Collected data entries
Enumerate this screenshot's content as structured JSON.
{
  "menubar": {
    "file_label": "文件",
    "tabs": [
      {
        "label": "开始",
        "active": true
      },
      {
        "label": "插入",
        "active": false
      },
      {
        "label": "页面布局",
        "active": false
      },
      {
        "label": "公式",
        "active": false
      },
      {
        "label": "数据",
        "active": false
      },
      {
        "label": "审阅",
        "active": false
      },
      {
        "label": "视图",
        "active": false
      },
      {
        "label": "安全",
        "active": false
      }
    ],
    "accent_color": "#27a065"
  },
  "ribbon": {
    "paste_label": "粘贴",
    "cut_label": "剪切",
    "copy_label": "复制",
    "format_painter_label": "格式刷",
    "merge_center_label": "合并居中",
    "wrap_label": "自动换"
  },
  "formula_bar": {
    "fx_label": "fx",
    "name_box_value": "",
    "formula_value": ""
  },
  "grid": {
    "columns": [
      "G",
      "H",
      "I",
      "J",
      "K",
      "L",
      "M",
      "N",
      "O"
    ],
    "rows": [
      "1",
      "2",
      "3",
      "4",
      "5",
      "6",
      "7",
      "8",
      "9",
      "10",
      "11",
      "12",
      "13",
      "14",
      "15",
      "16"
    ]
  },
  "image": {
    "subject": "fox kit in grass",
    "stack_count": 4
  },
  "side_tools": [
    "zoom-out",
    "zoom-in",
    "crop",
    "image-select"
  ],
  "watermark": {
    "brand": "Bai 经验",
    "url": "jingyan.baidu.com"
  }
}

> Directions: Write out the data exactly as it stands.

> Reply to the task:
Enumerate this screenshot's content as structured JSON.
{
  "menubar": {
    "file_label": "文件",
    "tabs": [
      {
        "label": "开始",
        "active": true
      },
      {
        "label": "插入",
        "active": false
      },
      {
        "label": "页面布局",
        "active": false
      },
      {
        "label": "公式",
        "active": false
      },
      {
        "label": "数据",
        "active": false
      },
      {
        "label": "审阅",
        "active": false
      },
      {
        "label": "视图",
        "active": false
      },
      {
        "label": "安全",
        "active": false
      }
    ],
    "accent_color": "#27a065"
  },
  "ribbon": {
    "paste_label": "粘贴",
    "cut_label": "剪切",
    "copy_label": "复制",
    "format_painter_label": "格式刷",
    "merge_center_label": "合并居中",
    "wrap_label": "自动换"
  },
  "formula_bar": {
    "fx_label": "fx",
    "name_box_value": "",
    "formula_value": ""
  },
  "grid": {
    "columns": [
      "G",
      "H",
      "I",
      "J",
      "K",
      "L",
      "M",
      "N",
      "O"
    ],
    "rows": [
      "1",
      "2",
      "3",
      "4",
      "5",
      "6",
      "7",
      "8",
      "9",
      "10",
      "11",
      "12",
      "13",
      "14",
      "15",
      "16"
    ]
  },
  "image": {
    "subject": "fox kit in grass",
    "stack_count": 4
  },
  "side_tools": [
    "zoom-out",
    "zoom-in",
    "crop",
    "image-select"
  ],
  "watermark": {
    "brand": "Bai 经验",
    "url": "jingyan.baidu.com"
  }
}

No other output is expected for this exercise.